### BRIEF
Gather the lines that hold the string "City".

## begin RECORDS FOR THIS TASK

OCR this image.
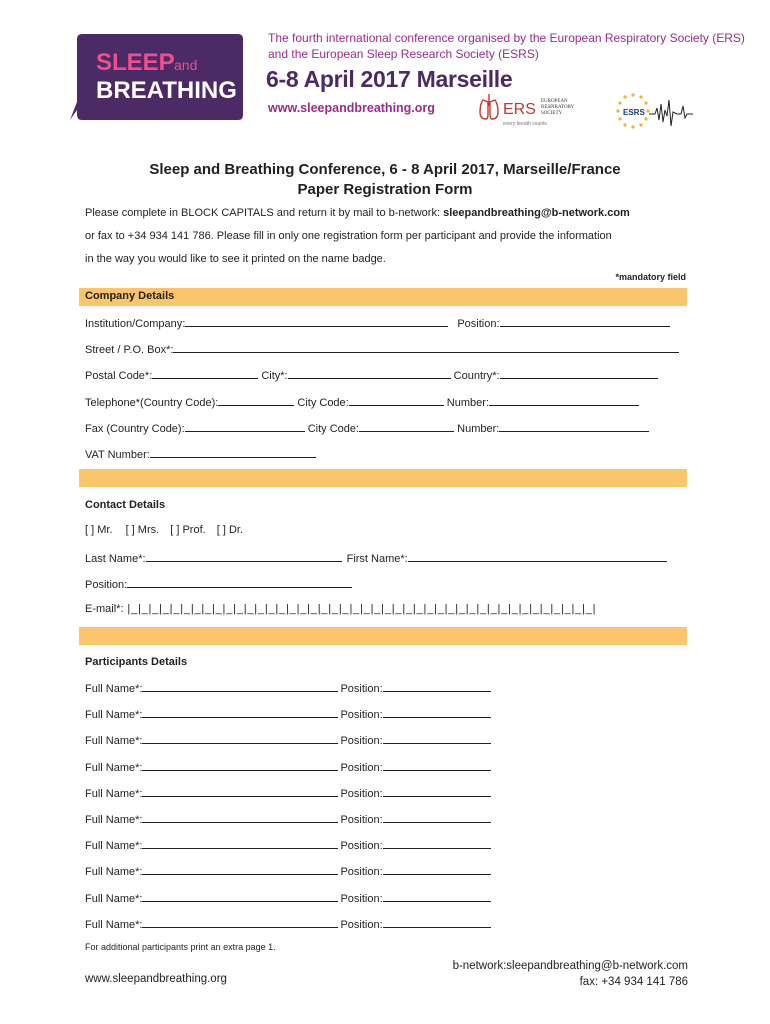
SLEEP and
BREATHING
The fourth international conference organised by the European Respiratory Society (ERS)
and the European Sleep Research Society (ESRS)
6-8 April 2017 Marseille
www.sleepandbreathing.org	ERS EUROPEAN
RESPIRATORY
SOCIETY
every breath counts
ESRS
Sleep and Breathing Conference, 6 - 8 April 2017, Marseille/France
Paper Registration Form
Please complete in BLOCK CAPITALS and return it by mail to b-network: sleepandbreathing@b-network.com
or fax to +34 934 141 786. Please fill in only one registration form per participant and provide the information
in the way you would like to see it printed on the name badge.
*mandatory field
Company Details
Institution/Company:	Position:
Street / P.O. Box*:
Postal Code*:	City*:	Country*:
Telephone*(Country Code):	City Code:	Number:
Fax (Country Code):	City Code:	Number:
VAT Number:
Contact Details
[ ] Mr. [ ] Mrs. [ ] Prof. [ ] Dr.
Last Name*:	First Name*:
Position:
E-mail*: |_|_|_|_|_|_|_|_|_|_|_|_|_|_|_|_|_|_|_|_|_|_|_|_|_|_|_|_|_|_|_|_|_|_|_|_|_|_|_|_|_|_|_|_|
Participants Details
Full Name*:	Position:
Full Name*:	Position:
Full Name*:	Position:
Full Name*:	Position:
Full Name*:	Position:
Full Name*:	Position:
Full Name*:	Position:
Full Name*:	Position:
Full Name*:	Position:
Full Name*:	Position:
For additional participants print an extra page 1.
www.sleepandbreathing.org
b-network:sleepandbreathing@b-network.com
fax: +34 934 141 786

## end RECORDS FOR THIS TASK

### EXERCISE RESULT
Postal Code*:	City*:	Country*:
Telephone*(Country Code):	City Code:	Number:
Fax (Country Code):	City Code:	Number:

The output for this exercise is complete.